[Set task]
Pick every line with "sollten" from the material below.

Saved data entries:
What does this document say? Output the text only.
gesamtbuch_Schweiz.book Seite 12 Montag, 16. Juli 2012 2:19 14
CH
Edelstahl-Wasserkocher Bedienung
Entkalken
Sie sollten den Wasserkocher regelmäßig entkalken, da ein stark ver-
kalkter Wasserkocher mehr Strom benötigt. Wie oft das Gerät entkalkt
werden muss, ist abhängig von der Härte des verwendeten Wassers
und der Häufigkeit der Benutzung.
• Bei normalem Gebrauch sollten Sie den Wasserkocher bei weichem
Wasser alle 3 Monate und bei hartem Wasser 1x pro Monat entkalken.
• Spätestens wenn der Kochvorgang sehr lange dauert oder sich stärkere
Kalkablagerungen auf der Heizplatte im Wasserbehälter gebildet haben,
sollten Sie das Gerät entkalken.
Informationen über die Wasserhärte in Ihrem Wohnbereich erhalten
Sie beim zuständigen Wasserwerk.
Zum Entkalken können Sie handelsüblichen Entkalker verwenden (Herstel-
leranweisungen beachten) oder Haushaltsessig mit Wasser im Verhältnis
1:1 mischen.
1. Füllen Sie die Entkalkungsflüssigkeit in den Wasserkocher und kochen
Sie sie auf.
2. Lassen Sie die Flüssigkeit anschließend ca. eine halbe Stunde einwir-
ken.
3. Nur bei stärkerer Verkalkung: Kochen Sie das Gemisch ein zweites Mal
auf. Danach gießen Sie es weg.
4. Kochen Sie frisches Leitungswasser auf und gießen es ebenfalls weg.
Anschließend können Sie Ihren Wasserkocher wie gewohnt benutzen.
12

==

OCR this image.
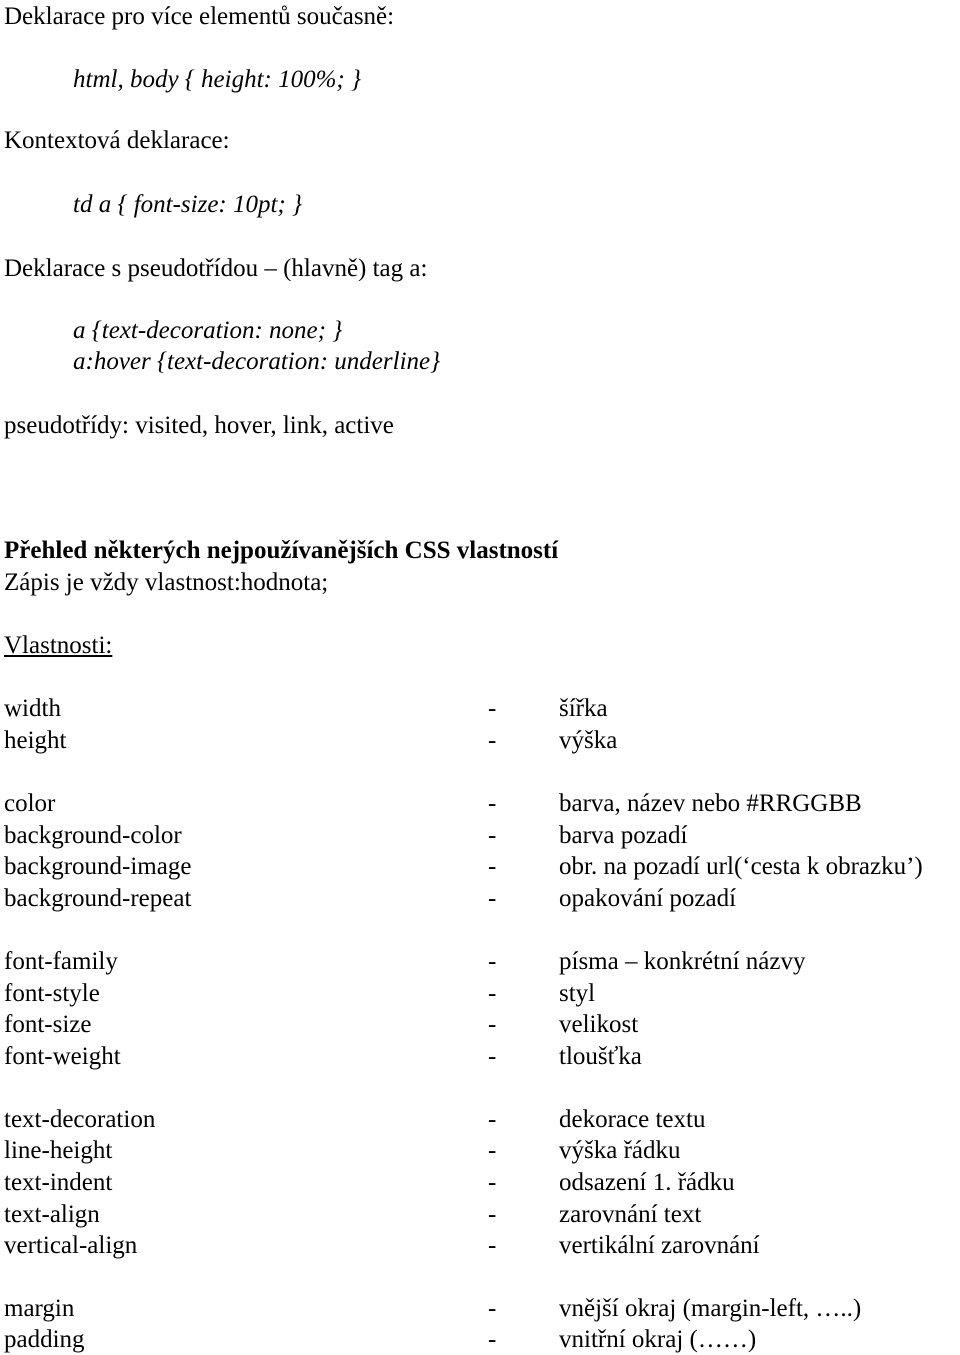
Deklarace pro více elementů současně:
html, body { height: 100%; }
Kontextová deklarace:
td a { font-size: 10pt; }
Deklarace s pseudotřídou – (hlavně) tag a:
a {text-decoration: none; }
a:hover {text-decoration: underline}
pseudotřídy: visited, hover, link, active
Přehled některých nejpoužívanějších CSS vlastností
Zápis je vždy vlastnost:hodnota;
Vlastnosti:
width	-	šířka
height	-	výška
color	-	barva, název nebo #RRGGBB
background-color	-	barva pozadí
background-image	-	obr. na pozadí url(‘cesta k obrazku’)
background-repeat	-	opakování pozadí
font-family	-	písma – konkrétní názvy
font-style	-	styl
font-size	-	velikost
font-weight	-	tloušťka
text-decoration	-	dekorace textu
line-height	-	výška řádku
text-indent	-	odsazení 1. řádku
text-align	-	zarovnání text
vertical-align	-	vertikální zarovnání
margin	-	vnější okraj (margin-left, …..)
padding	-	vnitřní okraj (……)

[Response to this task]
Sie sollten den Wasserkocher regelmäßig entkalken, da ein stark ver-
• Bei normalem Gebrauch sollten Sie den Wasserkocher bei weichem
sollten Sie das Gerät entkalken.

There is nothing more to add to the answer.